◆ **Task to carry out**
Find each line with the string "电阻变为" and copy it.
++++++++++
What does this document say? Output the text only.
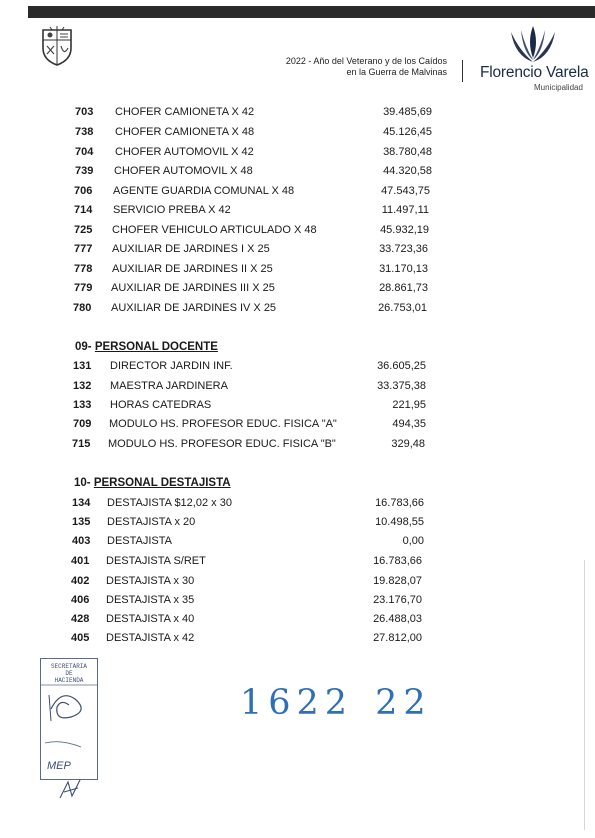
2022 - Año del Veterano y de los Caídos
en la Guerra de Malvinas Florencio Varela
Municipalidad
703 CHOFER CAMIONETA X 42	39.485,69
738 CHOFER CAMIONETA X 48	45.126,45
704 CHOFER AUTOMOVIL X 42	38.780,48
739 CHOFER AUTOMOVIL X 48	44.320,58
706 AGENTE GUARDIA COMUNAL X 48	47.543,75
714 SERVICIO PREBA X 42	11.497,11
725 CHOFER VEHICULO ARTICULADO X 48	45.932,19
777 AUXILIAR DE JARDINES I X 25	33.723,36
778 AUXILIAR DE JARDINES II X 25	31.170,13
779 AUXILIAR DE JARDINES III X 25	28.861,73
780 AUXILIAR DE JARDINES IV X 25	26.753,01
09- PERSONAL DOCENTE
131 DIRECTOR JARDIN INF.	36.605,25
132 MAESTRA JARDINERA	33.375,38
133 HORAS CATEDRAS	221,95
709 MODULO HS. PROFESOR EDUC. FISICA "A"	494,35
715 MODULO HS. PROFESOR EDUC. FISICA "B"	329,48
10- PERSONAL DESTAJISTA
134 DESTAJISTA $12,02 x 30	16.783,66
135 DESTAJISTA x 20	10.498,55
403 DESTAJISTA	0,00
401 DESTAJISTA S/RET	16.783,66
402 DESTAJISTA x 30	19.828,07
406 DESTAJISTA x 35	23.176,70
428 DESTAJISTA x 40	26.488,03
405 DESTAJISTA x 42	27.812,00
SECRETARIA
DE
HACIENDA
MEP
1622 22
++++++++++
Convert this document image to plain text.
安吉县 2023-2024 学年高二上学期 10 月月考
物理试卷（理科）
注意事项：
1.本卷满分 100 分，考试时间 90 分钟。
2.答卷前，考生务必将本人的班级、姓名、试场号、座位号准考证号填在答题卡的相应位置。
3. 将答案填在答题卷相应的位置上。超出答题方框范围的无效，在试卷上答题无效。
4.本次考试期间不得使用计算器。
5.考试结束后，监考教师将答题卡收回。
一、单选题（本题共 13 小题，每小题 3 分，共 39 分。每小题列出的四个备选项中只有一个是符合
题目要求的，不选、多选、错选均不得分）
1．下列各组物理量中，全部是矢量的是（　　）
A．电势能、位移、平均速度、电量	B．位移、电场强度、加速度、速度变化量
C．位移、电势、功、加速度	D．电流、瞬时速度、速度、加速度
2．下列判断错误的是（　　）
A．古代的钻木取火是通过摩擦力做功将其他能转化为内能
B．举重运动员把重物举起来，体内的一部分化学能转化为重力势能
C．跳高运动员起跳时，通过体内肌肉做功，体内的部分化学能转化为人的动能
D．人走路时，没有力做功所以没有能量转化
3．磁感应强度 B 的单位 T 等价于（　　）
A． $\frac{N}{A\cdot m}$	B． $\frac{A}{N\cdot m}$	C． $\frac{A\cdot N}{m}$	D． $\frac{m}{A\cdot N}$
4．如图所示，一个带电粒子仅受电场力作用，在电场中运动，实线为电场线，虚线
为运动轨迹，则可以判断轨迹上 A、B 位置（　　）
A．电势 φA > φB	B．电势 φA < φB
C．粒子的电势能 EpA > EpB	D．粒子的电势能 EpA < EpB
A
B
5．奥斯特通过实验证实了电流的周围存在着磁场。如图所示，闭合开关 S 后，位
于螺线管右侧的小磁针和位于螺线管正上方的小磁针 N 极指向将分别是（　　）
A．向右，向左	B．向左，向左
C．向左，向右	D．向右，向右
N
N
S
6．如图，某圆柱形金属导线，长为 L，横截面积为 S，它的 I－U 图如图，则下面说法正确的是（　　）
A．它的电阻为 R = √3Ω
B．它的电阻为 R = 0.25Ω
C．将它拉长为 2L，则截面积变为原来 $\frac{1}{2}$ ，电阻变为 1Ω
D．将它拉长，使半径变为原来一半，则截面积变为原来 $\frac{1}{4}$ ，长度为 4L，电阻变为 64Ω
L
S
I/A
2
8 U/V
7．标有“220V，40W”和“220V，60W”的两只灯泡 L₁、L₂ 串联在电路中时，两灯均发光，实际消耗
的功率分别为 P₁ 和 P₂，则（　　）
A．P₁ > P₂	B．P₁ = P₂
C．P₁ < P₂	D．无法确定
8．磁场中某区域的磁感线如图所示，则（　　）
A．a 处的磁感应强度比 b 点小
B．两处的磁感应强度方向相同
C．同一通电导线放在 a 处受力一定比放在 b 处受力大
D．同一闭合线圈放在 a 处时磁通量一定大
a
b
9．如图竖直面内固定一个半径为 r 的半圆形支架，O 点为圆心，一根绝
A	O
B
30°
++++++++++
◆ **Finished task**
C．将它拉长为 2L，则截面积变为原来 $\frac{1}{2}$ ，电阻变为 1Ω
D．将它拉长，使半径变为原来一半，则截面积变为原来 $\frac{1}{4}$ ，长度为 4L，电阻变为 64Ω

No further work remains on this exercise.